**Task to complete**:
Repeat the material exactly as it appears.

**Entries shown**:
----------------------------------------
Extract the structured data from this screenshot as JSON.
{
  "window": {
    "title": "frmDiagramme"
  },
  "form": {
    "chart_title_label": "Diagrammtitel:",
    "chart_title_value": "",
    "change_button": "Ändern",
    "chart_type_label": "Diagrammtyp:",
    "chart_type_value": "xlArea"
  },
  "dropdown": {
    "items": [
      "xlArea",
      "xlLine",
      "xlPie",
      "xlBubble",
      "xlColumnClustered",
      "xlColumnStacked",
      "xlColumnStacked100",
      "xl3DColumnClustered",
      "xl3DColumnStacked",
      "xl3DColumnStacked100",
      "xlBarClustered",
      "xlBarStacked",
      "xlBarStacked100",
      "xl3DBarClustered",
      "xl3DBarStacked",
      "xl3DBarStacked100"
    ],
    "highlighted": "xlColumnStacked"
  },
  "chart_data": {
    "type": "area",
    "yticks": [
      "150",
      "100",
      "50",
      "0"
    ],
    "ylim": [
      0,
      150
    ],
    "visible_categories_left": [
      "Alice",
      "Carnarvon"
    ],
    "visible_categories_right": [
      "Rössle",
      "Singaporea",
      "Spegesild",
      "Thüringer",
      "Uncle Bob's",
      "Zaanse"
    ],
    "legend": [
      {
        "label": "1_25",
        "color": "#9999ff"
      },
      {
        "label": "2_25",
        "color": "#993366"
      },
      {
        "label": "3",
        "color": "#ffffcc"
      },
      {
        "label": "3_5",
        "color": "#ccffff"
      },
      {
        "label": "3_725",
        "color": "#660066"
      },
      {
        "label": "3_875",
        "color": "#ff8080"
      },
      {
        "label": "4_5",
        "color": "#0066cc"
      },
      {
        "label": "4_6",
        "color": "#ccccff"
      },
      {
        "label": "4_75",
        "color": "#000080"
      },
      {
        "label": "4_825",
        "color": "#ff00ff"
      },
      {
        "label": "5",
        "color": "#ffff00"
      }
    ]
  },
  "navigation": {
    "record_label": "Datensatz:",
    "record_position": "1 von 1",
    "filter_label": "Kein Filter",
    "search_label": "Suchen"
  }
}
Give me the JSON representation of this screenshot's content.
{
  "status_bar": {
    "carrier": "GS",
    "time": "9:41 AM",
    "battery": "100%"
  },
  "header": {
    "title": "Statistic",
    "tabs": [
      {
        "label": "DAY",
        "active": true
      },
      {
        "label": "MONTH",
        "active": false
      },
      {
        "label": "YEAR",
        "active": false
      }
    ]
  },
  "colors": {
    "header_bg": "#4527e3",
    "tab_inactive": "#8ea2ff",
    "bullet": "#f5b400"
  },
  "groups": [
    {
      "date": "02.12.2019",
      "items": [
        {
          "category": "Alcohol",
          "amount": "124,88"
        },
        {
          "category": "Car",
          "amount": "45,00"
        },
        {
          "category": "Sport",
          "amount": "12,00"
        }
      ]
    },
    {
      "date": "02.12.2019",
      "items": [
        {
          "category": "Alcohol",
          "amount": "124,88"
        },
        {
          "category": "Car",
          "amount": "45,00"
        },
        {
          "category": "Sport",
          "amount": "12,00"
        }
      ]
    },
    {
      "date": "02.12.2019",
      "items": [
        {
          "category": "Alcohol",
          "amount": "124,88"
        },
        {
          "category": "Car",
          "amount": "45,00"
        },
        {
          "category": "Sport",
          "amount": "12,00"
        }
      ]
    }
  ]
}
----------------------------------------
**Result of this task**:
Extract the structured data from this screenshot as JSON.
{
  "window": {
    "title": "frmDiagramme"
  },
  "form": {
    "chart_title_label": "Diagrammtitel:",
    "chart_title_value": "",
    "change_button": "Ändern",
    "chart_type_label": "Diagrammtyp:",
    "chart_type_value": "xlArea"
  },
  "dropdown": {
    "items": [
      "xlArea",
      "xlLine",
      "xlPie",
      "xlBubble",
      "xlColumnClustered",
      "xlColumnStacked",
      "xlColumnStacked100",
      "xl3DColumnClustered",
      "xl3DColumnStacked",
      "xl3DColumnStacked100",
      "xlBarClustered",
      "xlBarStacked",
      "xlBarStacked100",
      "xl3DBarClustered",
      "xl3DBarStacked",
      "xl3DBarStacked100"
    ],
    "highlighted": "xlColumnStacked"
  },
  "chart_data": {
    "type": "area",
    "yticks": [
      "150",
      "100",
      "50",
      "0"
    ],
    "ylim": [
      0,
      150
    ],
    "visible_categories_left": [
      "Alice",
      "Carnarvon"
    ],
    "visible_categories_right": [
      "Rössle",
      "Singaporea",
      "Spegesild",
      "Thüringer",
      "Uncle Bob's",
      "Zaanse"
    ],
    "legend": [
      {
        "label": "1_25",
        "color": "#9999ff"
      },
      {
        "label": "2_25",
        "color": "#993366"
      },
      {
        "label": "3",
        "color": "#ffffcc"
      },
      {
        "label": "3_5",
        "color": "#ccffff"
      },
      {
        "label": "3_725",
        "color": "#660066"
      },
      {
        "label": "3_875",
        "color": "#ff8080"
      },
      {
        "label": "4_5",
        "color": "#0066cc"
      },
      {
        "label": "4_6",
        "color": "#ccccff"
      },
      {
        "label": "4_75",
        "color": "#000080"
      },
      {
        "label": "4_825",
        "color": "#ff00ff"
      },
      {
        "label": "5",
        "color": "#ffff00"
      }
    ]
  },
  "navigation": {
    "record_label": "Datensatz:",
    "record_position": "1 von 1",
    "filter_label": "Kein Filter",
    "search_label": "Suchen"
  }
}
Give me the JSON representation of this screenshot's content.
{
  "status_bar": {
    "carrier": "GS",
    "time": "9:41 AM",
    "battery": "100%"
  },
  "header": {
    "title": "Statistic",
    "tabs": [
      {
        "label": "DAY",
        "active": true
      },
      {
        "label": "MONTH",
        "active": false
      },
      {
        "label": "YEAR",
        "active": false
      }
    ]
  },
  "colors": {
    "header_bg": "#4527e3",
    "tab_inactive": "#8ea2ff",
    "bullet": "#f5b400"
  },
  "groups": [
    {
      "date": "02.12.2019",
      "items": [
        {
          "category": "Alcohol",
          "amount": "124,88"
        },
        {
          "category": "Car",
          "amount": "45,00"
        },
        {
          "category": "Sport",
          "amount": "12,00"
        }
      ]
    },
    {
      "date": "02.12.2019",
      "items": [
        {
          "category": "Alcohol",
          "amount": "124,88"
        },
        {
          "category": "Car",
          "amount": "45,00"
        },
        {
          "category": "Sport",
          "amount": "12,00"
        }
      ]
    },
    {
      "date": "02.12.2019",
      "items": [
        {
          "category": "Alcohol",
          "amount": "124,88"
        },
        {
          "category": "Car",
          "amount": "45,00"
        },
        {
          "category": "Sport",
          "amount": "12,00"
        }
      ]
    }
  ]
}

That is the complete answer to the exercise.